— begin —

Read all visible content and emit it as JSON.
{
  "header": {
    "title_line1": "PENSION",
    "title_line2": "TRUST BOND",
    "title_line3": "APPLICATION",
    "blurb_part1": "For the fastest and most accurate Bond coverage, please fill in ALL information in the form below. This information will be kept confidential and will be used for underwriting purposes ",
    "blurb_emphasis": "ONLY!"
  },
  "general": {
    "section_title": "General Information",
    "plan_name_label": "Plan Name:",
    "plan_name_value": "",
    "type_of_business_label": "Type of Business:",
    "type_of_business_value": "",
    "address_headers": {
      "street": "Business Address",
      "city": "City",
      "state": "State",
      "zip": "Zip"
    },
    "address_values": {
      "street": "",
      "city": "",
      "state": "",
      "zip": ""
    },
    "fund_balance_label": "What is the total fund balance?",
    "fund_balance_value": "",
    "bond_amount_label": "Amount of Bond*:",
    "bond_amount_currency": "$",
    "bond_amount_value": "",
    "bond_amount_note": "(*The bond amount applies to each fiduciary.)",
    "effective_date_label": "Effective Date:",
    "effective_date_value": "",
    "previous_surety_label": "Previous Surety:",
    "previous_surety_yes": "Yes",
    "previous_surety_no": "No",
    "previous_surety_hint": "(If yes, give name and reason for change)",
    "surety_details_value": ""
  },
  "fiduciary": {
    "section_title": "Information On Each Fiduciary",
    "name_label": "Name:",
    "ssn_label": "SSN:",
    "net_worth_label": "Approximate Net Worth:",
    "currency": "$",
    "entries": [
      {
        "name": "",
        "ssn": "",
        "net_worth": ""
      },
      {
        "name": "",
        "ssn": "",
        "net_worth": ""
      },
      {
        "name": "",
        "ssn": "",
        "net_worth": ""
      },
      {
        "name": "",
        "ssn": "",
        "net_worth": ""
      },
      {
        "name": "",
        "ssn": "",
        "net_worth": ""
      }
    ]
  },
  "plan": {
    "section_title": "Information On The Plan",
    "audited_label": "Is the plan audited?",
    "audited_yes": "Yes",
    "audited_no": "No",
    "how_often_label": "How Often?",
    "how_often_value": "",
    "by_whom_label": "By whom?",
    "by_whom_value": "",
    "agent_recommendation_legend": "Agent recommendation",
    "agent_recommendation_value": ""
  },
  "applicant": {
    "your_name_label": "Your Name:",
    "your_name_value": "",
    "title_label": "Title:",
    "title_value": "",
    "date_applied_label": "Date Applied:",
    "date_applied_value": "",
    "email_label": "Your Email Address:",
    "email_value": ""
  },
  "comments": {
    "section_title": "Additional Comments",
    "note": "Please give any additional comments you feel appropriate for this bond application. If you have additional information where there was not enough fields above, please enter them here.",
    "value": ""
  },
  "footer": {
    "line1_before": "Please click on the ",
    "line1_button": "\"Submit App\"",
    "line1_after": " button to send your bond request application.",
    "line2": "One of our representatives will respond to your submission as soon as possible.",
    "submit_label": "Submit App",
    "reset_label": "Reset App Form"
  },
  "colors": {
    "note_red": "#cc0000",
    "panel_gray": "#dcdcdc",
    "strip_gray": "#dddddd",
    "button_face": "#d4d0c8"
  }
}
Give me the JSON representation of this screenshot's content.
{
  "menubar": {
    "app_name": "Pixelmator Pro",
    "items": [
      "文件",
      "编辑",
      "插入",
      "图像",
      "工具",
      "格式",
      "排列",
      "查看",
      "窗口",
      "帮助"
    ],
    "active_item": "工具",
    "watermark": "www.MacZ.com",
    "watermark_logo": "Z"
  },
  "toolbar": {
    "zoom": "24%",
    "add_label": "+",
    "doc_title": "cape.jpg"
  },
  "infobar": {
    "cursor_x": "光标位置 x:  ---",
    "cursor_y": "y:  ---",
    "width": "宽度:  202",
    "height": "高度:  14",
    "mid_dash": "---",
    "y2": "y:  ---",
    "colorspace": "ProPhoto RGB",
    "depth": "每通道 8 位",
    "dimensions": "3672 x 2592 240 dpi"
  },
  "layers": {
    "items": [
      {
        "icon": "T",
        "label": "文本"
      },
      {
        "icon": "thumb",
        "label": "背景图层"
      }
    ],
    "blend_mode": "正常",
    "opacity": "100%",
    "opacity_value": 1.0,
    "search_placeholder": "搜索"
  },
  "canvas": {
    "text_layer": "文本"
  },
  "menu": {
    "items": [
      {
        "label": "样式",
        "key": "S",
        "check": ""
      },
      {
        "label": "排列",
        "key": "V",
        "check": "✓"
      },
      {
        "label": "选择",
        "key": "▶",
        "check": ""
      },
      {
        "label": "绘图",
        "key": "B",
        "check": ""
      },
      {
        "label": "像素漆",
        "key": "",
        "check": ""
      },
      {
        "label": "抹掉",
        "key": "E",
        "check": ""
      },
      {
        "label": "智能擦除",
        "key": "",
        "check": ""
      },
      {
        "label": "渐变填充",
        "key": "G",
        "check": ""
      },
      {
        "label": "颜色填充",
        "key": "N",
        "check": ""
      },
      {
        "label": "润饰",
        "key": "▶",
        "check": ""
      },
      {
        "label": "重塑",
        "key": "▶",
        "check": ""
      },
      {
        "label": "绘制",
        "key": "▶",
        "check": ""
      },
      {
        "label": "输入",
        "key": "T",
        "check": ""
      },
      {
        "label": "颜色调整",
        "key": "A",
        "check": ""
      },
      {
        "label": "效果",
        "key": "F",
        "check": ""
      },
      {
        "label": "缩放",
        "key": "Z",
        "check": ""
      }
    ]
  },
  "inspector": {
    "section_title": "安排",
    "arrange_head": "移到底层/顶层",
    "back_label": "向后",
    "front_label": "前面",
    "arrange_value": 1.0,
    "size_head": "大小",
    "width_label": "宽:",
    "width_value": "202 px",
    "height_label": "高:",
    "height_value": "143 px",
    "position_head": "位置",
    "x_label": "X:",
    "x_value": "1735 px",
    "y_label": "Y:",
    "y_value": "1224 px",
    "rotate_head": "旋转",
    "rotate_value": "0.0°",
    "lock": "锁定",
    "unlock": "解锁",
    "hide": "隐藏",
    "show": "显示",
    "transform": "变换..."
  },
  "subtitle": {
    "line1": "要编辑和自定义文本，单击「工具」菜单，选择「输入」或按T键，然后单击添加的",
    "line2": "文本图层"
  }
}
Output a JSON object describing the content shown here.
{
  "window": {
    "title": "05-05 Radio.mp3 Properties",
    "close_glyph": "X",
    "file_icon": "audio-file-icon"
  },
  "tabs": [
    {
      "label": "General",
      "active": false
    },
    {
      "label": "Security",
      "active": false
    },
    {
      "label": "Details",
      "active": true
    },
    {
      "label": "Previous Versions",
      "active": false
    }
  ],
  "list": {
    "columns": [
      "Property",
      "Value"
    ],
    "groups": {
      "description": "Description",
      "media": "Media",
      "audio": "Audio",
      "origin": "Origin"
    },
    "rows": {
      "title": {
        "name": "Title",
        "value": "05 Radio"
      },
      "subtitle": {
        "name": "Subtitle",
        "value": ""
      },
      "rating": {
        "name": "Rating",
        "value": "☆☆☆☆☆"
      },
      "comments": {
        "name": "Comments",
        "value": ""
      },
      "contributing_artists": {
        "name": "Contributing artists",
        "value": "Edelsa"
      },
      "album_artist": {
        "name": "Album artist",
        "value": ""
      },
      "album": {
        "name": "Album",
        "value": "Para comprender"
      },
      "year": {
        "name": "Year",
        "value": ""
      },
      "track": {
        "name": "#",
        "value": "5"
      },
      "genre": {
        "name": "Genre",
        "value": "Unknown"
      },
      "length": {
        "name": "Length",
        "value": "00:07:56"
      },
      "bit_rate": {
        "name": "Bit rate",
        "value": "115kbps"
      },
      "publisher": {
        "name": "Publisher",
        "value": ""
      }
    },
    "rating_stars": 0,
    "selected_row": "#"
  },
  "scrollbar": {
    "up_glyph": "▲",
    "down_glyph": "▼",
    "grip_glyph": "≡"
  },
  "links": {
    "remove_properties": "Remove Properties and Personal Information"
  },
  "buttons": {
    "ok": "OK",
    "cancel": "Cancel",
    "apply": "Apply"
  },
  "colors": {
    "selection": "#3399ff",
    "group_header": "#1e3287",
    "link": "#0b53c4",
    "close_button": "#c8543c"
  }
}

— end —

- Problem to work on -
From the data, pick out every line that includes "content".

- Solution for this exercise -
Read all visible content and emit it as JSON.
Give me the JSON representation of this screenshot's content.
Output a JSON object describing the content shown here.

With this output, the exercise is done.